* Exercise instructions *
Exactly reproduce each entry, leaving out nothing.

* Record excerpts *

-- START --

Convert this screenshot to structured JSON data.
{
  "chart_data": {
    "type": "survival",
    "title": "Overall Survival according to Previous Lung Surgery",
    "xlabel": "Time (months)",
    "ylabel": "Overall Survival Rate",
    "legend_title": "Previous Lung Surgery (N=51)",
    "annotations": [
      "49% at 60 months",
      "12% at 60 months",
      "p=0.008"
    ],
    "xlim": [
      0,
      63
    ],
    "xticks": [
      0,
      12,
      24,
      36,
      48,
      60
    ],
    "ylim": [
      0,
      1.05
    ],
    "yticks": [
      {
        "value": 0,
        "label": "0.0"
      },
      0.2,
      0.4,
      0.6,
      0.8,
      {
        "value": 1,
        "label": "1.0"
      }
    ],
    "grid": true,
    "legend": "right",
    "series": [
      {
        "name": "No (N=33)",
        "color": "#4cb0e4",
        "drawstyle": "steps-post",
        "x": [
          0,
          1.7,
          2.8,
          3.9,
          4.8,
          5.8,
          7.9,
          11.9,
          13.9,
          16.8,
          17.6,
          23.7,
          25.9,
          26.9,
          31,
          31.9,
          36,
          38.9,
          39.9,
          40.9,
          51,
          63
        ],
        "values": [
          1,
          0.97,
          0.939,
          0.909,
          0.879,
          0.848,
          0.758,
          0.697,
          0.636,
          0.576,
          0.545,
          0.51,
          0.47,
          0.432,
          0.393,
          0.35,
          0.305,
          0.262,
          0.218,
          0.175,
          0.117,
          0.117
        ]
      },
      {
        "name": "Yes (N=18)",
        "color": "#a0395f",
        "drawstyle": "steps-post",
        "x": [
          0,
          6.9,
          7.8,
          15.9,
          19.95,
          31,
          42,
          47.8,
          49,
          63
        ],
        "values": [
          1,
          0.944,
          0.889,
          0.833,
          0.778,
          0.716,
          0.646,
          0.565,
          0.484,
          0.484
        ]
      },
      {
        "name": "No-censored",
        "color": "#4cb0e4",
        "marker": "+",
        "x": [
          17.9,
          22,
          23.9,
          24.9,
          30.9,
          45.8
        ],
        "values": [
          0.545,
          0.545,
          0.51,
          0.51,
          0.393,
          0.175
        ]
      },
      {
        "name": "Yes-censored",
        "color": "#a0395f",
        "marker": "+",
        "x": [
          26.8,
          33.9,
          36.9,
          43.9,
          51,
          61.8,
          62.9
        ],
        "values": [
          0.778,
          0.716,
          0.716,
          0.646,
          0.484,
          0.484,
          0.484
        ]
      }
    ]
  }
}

-- END --

* The solution *
Convert this screenshot to structured JSON data.
{
  "chart_data": {
    "type": "survival",
    "title": "Overall Survival according to Previous Lung Surgery",
    "xlabel": "Time (months)",
    "ylabel": "Overall Survival Rate",
    "legend_title": "Previous Lung Surgery (N=51)",
    "annotations": [
      "49% at 60 months",
      "12% at 60 months",
      "p=0.008"
    ],
    "xlim": [
      0,
      63
    ],
    "xticks": [
      0,
      12,
      24,
      36,
      48,
      60
    ],
    "ylim": [
      0,
      1.05
    ],
    "yticks": [
      {
        "value": 0,
        "label": "0.0"
      },
      0.2,
      0.4,
      0.6,
      0.8,
      {
        "value": 1,
        "label": "1.0"
      }
    ],
    "grid": true,
    "legend": "right",
    "series": [
      {
        "name": "No (N=33)",
        "color": "#4cb0e4",
        "drawstyle": "steps-post",
        "x": [
          0,
          1.7,
          2.8,
          3.9,
          4.8,
          5.8,
          7.9,
          11.9,
          13.9,
          16.8,
          17.6,
          23.7,
          25.9,
          26.9,
          31,
          31.9,
          36,
          38.9,
          39.9,
          40.9,
          51,
          63
        ],
        "values": [
          1,
          0.97,
          0.939,
          0.909,
          0.879,
          0.848,
          0.758,
          0.697,
          0.636,
          0.576,
          0.545,
          0.51,
          0.47,
          0.432,
          0.393,
          0.35,
          0.305,
          0.262,
          0.218,
          0.175,
          0.117,
          0.117
        ]
      },
      {
        "name": "Yes (N=18)",
        "color": "#a0395f",
        "drawstyle": "steps-post",
        "x": [
          0,
          6.9,
          7.8,
          15.9,
          19.95,
          31,
          42,
          47.8,
          49,
          63
        ],
        "values": [
          1,
          0.944,
          0.889,
          0.833,
          0.778,
          0.716,
          0.646,
          0.565,
          0.484,
          0.484
        ]
      },
      {
        "name": "No-censored",
        "color": "#4cb0e4",
        "marker": "+",
        "x": [
          17.9,
          22,
          23.9,
          24.9,
          30.9,
          45.8
        ],
        "values": [
          0.545,
          0.545,
          0.51,
          0.51,
          0.393,
          0.175
        ]
      },
      {
        "name": "Yes-censored",
        "color": "#a0395f",
        "marker": "+",
        "x": [
          26.8,
          33.9,
          36.9,
          43.9,
          51,
          61.8,
          62.9
        ],
        "values": [
          0.778,
          0.716,
          0.716,
          0.646,
          0.484,
          0.484,
          0.484
        ]
      }
    ]
  }
}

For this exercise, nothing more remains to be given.